GIVEN REQUEST: Using the entries below, quote exactly the span of lines that begins with the line containing "Decode this image" and ends with the final line.

— Start PROVIDED RECORDS —

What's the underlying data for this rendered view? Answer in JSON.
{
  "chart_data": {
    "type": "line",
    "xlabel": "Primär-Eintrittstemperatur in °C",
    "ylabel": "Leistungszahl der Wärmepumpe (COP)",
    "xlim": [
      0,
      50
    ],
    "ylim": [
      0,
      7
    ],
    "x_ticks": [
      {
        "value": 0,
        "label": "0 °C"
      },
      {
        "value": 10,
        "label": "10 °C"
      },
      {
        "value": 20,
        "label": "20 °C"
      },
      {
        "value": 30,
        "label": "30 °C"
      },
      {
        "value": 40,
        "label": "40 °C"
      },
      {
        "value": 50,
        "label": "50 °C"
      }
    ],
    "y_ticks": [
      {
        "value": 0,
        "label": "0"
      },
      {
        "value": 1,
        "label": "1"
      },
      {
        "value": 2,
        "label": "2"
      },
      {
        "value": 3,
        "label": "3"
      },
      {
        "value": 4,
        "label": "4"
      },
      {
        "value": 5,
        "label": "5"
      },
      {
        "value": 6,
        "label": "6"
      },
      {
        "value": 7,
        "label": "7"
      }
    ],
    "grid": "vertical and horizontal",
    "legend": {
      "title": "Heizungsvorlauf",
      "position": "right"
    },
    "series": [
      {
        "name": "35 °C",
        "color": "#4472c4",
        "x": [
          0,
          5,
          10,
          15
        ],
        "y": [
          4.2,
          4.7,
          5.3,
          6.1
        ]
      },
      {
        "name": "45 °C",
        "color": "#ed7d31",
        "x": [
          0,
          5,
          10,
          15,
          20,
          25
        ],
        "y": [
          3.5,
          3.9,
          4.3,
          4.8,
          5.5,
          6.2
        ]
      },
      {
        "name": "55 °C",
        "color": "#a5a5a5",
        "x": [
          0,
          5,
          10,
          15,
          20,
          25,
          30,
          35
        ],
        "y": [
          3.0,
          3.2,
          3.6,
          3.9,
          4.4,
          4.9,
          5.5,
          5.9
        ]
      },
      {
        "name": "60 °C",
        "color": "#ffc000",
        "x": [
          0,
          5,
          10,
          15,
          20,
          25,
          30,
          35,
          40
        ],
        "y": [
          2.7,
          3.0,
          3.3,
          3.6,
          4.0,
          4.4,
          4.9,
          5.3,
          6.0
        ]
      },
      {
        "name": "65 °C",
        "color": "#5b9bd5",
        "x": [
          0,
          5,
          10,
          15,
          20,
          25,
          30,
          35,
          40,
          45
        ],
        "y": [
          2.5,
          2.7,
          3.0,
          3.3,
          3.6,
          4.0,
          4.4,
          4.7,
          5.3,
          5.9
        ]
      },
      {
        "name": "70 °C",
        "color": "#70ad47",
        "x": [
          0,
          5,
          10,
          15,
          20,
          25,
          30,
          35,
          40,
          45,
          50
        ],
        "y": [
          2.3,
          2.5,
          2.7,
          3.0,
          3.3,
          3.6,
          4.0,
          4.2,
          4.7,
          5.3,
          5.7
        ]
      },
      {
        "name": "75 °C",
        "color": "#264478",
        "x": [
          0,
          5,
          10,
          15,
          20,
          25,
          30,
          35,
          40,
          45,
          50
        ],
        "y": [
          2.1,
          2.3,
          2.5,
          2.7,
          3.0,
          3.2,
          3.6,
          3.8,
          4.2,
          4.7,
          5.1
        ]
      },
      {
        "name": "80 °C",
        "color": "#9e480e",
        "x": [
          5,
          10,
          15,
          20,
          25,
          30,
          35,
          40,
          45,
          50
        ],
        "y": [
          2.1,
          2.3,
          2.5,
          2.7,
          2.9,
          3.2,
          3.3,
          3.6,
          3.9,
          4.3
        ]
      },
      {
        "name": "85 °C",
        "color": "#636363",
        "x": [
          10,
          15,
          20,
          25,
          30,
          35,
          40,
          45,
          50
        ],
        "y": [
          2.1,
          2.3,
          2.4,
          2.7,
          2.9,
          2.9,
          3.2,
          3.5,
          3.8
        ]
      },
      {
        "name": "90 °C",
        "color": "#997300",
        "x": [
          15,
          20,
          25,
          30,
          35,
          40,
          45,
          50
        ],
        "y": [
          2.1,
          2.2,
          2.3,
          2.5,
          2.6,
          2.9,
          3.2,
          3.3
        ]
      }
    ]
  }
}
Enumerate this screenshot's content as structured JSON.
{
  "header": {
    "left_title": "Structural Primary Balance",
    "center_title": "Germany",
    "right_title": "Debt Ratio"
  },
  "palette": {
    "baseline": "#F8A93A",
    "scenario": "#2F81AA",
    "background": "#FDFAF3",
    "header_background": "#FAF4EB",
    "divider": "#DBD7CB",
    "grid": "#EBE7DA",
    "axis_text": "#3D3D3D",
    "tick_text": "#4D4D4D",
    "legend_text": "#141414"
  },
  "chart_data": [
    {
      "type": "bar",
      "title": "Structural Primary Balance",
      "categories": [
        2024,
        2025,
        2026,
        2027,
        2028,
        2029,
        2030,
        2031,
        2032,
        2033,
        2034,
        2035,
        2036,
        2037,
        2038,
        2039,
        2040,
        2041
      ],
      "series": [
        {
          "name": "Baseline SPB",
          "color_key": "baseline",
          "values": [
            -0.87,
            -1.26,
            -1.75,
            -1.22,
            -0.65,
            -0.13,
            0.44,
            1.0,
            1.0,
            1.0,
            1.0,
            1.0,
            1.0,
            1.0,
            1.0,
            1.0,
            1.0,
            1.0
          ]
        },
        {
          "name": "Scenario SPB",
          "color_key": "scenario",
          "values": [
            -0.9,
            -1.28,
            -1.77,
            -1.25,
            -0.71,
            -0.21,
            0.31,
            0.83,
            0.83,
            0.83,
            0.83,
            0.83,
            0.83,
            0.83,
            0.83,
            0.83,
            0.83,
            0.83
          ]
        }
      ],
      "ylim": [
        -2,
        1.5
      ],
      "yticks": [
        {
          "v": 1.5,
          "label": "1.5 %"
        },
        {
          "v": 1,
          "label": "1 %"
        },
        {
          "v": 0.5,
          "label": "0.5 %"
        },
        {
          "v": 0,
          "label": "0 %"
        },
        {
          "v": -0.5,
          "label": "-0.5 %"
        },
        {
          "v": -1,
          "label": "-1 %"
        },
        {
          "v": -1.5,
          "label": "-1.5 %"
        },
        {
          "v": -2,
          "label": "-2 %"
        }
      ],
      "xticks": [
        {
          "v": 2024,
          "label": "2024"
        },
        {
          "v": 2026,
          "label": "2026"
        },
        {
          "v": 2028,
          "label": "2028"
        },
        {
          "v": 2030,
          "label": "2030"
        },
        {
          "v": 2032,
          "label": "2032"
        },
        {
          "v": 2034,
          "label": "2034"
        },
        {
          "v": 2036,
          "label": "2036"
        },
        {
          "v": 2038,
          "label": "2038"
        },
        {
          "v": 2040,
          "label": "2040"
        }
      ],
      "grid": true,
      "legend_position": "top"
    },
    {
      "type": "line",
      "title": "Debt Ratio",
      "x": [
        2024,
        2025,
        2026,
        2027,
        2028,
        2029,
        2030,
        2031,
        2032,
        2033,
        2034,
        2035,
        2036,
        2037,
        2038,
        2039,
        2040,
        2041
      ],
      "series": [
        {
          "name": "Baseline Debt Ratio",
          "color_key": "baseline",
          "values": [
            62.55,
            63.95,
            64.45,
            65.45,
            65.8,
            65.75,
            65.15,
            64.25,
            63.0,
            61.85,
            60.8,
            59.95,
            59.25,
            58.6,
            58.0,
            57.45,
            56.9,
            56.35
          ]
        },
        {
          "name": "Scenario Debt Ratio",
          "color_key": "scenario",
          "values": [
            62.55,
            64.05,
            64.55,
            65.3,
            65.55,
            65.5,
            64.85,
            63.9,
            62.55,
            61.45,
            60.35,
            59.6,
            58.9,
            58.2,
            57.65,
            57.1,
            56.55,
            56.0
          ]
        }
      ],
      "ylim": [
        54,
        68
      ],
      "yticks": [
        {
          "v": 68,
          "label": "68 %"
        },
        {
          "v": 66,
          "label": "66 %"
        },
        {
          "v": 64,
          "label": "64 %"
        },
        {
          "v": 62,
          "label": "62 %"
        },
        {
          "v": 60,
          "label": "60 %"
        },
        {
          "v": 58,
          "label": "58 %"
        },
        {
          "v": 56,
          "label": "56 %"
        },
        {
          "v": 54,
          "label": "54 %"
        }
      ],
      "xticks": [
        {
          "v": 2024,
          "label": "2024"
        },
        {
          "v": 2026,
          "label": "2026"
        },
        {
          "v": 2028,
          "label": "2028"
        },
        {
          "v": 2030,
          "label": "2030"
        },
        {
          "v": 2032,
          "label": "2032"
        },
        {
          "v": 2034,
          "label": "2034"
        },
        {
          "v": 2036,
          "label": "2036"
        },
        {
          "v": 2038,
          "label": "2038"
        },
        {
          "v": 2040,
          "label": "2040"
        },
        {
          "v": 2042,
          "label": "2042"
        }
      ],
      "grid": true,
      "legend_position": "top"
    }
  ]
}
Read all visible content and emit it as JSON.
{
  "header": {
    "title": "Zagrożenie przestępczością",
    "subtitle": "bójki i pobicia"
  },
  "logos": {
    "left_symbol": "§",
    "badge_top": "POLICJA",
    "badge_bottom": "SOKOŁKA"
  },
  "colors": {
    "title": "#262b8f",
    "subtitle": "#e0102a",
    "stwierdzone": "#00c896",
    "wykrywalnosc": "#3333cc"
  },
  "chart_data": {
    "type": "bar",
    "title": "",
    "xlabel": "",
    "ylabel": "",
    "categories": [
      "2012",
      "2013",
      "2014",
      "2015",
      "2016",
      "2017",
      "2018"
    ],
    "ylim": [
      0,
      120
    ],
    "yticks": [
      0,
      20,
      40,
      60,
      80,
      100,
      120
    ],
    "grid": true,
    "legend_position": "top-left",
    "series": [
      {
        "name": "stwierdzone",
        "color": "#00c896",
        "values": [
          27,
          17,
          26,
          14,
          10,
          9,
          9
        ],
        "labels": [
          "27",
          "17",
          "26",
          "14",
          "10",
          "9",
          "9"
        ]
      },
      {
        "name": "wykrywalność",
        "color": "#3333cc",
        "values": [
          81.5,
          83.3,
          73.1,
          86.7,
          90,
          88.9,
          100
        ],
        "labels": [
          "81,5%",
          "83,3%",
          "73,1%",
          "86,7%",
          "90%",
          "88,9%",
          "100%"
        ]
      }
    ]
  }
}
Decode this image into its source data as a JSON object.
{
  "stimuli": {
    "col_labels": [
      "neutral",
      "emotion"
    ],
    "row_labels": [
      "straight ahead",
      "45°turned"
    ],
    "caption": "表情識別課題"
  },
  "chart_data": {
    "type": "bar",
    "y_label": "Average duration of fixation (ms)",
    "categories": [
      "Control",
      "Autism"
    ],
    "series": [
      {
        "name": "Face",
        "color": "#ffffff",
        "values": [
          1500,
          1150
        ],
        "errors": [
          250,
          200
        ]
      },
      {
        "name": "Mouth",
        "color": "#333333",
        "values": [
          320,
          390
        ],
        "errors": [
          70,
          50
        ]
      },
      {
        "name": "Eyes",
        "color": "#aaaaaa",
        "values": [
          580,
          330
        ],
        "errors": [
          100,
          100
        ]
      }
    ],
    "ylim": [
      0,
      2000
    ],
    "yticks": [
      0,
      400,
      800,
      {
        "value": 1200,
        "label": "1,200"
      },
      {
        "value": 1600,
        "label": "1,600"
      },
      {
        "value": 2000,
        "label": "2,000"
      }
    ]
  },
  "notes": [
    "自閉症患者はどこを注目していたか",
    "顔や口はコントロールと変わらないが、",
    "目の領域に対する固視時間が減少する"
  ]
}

— End PROVIDED RECORDS —

WORKED SOLUTION:
Decode this image into its source data as a JSON object.
{
  "stimuli": {
    "col_labels": [
      "neutral",
      "emotion"
    ],
    "row_labels": [
      "straight ahead",
      "45°turned"
    ],
    "caption": "表情識別課題"
  },
  "chart_data": {
    "type": "bar",
    "y_label": "Average duration of fixation (ms)",
    "categories": [
      "Control",
      "Autism"
    ],
    "series": [
      {
        "name": "Face",
        "color": "#ffffff",
        "values": [
          1500,
          1150
        ],
        "errors": [
          250,
          200
        ]
      },
      {
        "name": "Mouth",
        "color": "#333333",
        "values": [
          320,
          390
        ],
        "errors": [
          70,
          50
        ]
      },
      {
        "name": "Eyes",
        "color": "#aaaaaa",
        "values": [
          580,
          330
        ],
        "errors": [
          100,
          100
        ]
      }
    ],
    "ylim": [
      0,
      2000
    ],
    "yticks": [
      0,
      400,
      800,
      {
        "value": 1200,
        "label": "1,200"
      },
      {
        "value": 1600,
        "label": "1,600"
      },
      {
        "value": 2000,
        "label": "2,000"
      }
    ]
  },
  "notes": [
    "自閉症患者はどこを注目していたか",
    "顔や口はコントロールと変わらないが、",
    "目の領域に対する固視時間が減少する"
  ]
}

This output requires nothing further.